For this, we selected 639 different sound targets from the database that consisted of 235 calibrated targets on top of flat frequency response and 404 different uncalibrated headphone profiles as targets (the original sound of headphones). In total this dataset represents 1.99 million A/B comparisons. To look at the aggregate picture for each specific target we devised a probability score representing how likely the specific profile is to be selected as a winning choice in an A/B comparison. A probability to win of 40% would mean that a particular sound target would be selected as preferred in 4 out of 10 A/B comparisons with other targets.

Figure 6. In 1.99 million A/B comparisons calibrated targets on top of flat frequency response were chosen twice as often as the original headphone sound. 

As illustrated in figure 6, the average score for uncalibrated headphones is 32.8% whereas calibrated targets have an average score of 67.2%. These scores are weighted according to the total number of A/B comparisons done for each target. This data indicates that on average calibrated targets are chosen twice as often compared to uncalibrated headphones. We have 2 hypotheses to explain this phenomenon:

  1. Digital calibration gets rid of acoustic artifacts that seem to be hard to deal within hardware design alone. Having dips and peaks in the uncalibrated frequency response increases masking effects and thus decreases intelligibility on the consumed content material.
  2. The calibrated targets have smoother frequency responses thus sonically being closer to the references used in content production. 

The above analysis is an average aggregate perspective. At Sonarworks we are using this data to develop algorithms that can find the best possible personal preferences for users in the shortest possible time. At the time of writing this paper, our best-performing algorithm can find a better-preferred target to the original headphone sound for 78% of users, however, the most preferred sound profiles end up being different for different people. 

We argue that our data shows that there is no one sound to be liked by everyone. It is not that the industry does not know enough about consumer preferences, but rather the fact that consumers do not converge on one target. We find this conclusion very obvious on a personal experience level where most of us are well aware that personal experiences based on human senses are very individual. As an analogy, nobody would try to argue that bananas taste better than strawberries. The hearing sense is like all other senses also very individual and depends also on previous experience.

——

### [Prompt]
In the headphone preference text, what average score did the calibrated targets receive? Answer using only the headphone preference text.

——

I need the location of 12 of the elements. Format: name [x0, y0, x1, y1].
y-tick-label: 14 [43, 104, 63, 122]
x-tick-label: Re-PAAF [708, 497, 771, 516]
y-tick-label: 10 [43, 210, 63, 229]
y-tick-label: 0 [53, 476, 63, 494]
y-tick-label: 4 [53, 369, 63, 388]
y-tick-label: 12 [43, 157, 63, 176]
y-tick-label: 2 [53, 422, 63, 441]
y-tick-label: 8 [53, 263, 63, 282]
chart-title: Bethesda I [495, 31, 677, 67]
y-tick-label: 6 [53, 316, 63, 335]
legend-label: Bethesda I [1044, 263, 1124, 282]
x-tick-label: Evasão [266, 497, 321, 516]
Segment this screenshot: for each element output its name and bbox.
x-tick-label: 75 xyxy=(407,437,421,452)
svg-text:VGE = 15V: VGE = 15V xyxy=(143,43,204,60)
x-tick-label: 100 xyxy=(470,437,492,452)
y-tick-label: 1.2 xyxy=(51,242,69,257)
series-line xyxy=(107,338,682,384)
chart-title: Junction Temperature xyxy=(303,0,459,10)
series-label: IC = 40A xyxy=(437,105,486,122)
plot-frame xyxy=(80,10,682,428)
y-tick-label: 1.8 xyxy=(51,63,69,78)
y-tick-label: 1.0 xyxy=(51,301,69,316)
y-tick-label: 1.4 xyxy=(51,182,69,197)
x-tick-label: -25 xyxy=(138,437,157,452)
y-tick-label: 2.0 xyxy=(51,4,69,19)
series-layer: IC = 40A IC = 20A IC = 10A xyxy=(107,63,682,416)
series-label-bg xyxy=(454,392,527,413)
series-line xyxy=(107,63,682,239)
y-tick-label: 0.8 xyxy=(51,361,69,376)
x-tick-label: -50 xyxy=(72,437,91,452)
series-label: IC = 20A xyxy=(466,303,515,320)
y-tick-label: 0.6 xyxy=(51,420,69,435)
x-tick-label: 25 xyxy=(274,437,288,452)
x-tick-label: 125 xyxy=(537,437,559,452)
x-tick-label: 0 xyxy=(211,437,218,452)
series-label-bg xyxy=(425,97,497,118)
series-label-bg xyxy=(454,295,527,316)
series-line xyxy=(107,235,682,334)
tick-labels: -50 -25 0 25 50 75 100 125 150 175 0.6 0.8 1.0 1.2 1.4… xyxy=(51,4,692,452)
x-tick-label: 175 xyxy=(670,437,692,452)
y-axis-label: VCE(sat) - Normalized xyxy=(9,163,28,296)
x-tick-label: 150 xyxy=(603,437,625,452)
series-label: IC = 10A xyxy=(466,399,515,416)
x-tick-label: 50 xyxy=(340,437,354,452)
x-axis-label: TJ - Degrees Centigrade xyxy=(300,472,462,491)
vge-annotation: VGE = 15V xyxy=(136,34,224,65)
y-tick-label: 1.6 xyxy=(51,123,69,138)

——

### [Worked answer]
67.2%